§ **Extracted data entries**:
** Begin **

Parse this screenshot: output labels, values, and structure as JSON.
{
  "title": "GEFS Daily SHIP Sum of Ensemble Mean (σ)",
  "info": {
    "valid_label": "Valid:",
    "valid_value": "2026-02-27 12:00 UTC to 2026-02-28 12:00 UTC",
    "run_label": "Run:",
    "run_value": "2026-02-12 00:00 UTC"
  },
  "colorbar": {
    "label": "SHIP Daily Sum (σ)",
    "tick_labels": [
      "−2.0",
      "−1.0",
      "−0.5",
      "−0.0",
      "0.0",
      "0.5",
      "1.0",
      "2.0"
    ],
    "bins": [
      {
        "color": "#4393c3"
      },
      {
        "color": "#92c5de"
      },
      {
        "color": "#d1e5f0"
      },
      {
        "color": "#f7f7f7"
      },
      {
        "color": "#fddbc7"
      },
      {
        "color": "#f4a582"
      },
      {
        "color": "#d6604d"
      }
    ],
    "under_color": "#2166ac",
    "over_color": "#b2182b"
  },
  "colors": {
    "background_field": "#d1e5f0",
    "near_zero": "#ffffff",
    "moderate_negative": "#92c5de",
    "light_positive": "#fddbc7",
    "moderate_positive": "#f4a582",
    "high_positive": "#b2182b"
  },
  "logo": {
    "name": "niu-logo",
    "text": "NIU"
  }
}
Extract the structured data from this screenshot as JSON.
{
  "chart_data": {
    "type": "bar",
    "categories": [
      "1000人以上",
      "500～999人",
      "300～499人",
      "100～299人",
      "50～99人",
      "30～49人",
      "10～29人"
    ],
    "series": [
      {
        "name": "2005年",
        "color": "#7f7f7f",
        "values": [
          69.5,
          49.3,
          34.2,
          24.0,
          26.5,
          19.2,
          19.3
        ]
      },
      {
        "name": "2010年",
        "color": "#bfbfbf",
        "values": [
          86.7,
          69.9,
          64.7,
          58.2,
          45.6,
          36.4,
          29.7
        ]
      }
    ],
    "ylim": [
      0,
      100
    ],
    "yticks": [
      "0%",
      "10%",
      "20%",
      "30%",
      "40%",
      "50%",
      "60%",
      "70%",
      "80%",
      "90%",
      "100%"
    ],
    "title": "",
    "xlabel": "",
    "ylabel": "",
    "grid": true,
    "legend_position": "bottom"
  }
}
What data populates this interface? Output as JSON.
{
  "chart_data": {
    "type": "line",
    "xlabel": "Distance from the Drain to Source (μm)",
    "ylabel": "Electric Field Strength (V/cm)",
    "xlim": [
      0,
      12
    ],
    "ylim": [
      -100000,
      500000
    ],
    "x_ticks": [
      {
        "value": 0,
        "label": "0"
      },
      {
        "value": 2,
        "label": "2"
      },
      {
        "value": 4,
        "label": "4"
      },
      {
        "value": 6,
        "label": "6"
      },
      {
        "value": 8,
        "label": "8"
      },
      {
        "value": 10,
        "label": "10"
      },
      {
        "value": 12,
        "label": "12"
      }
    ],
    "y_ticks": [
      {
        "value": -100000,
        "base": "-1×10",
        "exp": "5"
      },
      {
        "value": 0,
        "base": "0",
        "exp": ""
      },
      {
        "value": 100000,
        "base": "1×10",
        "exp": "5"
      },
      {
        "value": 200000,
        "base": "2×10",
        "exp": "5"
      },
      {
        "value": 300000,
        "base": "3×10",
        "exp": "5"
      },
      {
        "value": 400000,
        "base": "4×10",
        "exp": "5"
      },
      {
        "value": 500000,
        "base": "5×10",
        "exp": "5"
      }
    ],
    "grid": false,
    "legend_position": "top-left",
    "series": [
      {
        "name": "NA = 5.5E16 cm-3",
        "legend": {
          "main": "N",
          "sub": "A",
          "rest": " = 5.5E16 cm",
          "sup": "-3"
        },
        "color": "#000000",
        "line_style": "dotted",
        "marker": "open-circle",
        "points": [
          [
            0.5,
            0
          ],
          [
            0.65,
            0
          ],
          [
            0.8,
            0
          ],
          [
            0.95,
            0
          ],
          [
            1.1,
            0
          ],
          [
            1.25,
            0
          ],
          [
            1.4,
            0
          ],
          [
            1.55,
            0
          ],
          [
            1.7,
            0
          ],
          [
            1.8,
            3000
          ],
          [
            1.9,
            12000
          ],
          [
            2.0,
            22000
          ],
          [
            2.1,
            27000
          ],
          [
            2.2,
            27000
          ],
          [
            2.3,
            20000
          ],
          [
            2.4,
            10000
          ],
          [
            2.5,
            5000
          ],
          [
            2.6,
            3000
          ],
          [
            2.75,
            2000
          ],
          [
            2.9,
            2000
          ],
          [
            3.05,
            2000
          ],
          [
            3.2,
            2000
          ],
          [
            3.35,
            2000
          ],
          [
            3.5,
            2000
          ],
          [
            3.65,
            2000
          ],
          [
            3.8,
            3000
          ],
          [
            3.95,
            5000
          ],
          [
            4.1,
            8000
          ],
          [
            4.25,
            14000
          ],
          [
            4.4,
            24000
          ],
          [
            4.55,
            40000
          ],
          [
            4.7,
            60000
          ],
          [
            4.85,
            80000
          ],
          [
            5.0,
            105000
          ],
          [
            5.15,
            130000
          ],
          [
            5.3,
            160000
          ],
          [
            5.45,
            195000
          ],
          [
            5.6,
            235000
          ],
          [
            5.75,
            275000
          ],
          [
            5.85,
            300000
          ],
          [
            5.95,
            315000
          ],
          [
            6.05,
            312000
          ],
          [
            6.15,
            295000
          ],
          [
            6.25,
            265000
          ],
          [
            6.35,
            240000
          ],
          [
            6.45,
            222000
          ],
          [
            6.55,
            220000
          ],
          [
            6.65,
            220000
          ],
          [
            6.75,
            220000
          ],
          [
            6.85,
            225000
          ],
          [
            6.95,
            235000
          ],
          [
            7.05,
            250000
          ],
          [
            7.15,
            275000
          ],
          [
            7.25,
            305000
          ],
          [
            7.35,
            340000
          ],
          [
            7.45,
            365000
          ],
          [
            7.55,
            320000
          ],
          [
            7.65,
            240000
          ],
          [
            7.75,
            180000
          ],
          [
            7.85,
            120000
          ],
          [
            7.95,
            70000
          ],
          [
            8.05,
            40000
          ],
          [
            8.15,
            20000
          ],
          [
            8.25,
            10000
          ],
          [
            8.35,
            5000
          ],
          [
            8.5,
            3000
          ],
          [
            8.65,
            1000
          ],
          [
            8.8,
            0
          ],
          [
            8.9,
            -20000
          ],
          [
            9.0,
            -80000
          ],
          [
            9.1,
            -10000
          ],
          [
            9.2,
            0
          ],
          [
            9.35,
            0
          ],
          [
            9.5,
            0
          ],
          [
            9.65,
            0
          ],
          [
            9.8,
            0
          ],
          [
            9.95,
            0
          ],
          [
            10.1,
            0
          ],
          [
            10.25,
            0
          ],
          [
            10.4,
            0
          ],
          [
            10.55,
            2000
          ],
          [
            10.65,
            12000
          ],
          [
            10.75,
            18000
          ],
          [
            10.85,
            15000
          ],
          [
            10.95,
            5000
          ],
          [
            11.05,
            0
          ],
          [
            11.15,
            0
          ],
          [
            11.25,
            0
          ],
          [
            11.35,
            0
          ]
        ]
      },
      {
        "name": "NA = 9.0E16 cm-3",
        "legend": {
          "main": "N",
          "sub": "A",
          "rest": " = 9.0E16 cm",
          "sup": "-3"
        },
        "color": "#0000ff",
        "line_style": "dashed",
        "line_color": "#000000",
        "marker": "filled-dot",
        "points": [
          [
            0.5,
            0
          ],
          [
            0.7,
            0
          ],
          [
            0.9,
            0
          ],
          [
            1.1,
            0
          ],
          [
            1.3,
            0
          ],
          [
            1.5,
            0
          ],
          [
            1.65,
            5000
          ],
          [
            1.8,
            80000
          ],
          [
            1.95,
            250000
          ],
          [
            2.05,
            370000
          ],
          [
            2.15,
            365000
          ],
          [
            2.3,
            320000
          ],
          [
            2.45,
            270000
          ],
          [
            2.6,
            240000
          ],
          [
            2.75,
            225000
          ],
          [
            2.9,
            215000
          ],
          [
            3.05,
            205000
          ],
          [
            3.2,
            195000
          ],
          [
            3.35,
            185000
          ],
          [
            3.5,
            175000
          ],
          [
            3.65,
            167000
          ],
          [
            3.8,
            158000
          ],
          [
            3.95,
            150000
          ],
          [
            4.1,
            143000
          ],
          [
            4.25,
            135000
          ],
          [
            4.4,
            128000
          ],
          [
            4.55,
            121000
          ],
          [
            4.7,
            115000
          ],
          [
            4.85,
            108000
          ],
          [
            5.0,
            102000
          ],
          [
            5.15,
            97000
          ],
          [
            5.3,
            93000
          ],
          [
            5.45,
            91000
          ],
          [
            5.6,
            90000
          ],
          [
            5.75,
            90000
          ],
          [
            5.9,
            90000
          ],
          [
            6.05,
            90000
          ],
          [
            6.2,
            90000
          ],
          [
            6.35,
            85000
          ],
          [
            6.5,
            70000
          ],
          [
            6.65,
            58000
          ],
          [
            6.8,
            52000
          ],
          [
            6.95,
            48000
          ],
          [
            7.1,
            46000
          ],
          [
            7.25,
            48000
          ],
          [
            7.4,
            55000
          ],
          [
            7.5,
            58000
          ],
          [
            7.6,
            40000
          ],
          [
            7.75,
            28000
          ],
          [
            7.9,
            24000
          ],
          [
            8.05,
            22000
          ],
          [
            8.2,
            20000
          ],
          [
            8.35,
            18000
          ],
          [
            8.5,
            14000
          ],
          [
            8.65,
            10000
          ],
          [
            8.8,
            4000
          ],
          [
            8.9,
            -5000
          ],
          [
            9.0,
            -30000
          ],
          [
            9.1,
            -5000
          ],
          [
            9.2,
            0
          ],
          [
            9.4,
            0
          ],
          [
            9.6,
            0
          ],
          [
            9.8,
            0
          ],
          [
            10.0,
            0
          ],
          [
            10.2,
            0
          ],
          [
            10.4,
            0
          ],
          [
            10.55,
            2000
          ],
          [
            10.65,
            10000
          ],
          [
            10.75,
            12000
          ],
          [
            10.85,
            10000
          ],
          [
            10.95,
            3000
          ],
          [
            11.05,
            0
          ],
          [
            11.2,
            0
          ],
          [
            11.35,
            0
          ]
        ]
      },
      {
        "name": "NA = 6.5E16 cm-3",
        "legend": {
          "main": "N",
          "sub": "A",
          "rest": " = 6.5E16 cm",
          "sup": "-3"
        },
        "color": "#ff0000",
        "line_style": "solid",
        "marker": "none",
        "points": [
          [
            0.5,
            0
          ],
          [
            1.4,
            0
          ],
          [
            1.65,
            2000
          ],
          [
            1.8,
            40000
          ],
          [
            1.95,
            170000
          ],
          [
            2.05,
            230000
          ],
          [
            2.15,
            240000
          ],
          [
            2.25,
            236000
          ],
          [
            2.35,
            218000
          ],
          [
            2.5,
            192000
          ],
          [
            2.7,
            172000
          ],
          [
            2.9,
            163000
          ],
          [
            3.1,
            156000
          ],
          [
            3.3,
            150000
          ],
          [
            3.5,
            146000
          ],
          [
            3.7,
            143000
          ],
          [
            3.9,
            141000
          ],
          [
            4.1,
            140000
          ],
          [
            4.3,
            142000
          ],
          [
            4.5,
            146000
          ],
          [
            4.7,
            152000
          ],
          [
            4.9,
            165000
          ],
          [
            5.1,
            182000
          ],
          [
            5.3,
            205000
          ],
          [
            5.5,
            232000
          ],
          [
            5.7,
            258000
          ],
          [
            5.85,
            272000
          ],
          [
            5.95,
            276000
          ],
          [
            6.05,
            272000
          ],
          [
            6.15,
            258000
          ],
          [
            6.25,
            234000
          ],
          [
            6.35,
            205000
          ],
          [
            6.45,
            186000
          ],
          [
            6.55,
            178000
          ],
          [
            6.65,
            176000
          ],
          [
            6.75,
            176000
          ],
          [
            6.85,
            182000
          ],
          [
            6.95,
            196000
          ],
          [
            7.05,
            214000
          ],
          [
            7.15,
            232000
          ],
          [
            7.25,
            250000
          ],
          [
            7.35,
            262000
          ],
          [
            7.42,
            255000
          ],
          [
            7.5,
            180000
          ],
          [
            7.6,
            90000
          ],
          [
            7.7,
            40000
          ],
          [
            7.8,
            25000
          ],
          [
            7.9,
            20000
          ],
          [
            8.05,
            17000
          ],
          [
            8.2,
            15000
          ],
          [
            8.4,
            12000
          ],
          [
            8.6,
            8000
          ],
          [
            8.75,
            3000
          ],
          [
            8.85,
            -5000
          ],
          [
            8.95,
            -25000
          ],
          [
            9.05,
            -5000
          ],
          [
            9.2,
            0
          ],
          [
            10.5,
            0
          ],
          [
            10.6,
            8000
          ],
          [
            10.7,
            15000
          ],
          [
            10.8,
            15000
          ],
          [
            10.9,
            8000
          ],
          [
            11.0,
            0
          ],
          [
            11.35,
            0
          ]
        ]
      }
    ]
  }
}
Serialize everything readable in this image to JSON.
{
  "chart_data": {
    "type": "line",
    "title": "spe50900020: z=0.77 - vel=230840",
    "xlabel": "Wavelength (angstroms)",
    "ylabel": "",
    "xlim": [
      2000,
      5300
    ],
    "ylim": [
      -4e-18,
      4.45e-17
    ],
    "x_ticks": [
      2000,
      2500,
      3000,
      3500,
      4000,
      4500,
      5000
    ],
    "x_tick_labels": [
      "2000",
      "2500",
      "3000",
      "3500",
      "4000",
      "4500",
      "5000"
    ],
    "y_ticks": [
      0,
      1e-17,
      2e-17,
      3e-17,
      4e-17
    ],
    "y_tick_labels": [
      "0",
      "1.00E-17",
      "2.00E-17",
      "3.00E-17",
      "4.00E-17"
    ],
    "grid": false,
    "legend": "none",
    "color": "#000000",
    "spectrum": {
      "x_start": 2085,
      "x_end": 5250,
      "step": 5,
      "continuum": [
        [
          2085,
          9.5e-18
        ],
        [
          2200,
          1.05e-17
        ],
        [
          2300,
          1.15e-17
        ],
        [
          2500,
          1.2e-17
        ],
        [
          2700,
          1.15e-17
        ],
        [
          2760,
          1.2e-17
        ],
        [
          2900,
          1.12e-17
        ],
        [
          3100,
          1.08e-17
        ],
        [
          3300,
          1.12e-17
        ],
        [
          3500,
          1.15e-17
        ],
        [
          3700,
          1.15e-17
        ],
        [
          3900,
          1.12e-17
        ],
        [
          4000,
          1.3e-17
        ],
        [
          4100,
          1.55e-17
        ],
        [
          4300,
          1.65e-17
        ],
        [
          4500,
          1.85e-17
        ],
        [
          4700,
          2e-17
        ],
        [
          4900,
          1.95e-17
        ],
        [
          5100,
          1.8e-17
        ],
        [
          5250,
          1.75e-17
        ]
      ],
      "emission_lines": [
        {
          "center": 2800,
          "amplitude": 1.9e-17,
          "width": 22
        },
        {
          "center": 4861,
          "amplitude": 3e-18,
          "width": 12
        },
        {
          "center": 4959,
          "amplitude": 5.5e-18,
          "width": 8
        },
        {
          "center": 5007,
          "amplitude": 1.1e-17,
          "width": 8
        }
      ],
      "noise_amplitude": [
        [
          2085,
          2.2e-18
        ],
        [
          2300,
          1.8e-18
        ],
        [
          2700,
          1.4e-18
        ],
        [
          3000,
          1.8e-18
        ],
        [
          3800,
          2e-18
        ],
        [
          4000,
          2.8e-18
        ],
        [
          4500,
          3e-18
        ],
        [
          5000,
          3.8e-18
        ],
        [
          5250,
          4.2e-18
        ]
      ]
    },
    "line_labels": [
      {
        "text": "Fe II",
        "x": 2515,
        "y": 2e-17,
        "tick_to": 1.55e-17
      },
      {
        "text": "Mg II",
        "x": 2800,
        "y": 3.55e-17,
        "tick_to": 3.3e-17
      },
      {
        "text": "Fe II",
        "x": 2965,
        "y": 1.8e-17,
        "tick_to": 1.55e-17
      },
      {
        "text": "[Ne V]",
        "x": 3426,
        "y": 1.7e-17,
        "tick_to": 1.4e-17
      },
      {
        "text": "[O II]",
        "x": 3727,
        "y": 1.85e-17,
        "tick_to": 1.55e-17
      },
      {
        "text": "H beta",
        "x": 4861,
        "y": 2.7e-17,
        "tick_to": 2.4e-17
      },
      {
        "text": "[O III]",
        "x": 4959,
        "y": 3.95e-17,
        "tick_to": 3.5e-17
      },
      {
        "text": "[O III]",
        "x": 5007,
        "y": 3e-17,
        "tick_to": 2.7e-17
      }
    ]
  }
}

** End **

§ **BRIEF**: Find each line in the records holding the string "from" and show it.

§ **REPLY**:
Extract the structured data from this screenshot as JSON.
    "xlabel": "Distance from the Drain to Source (μm)",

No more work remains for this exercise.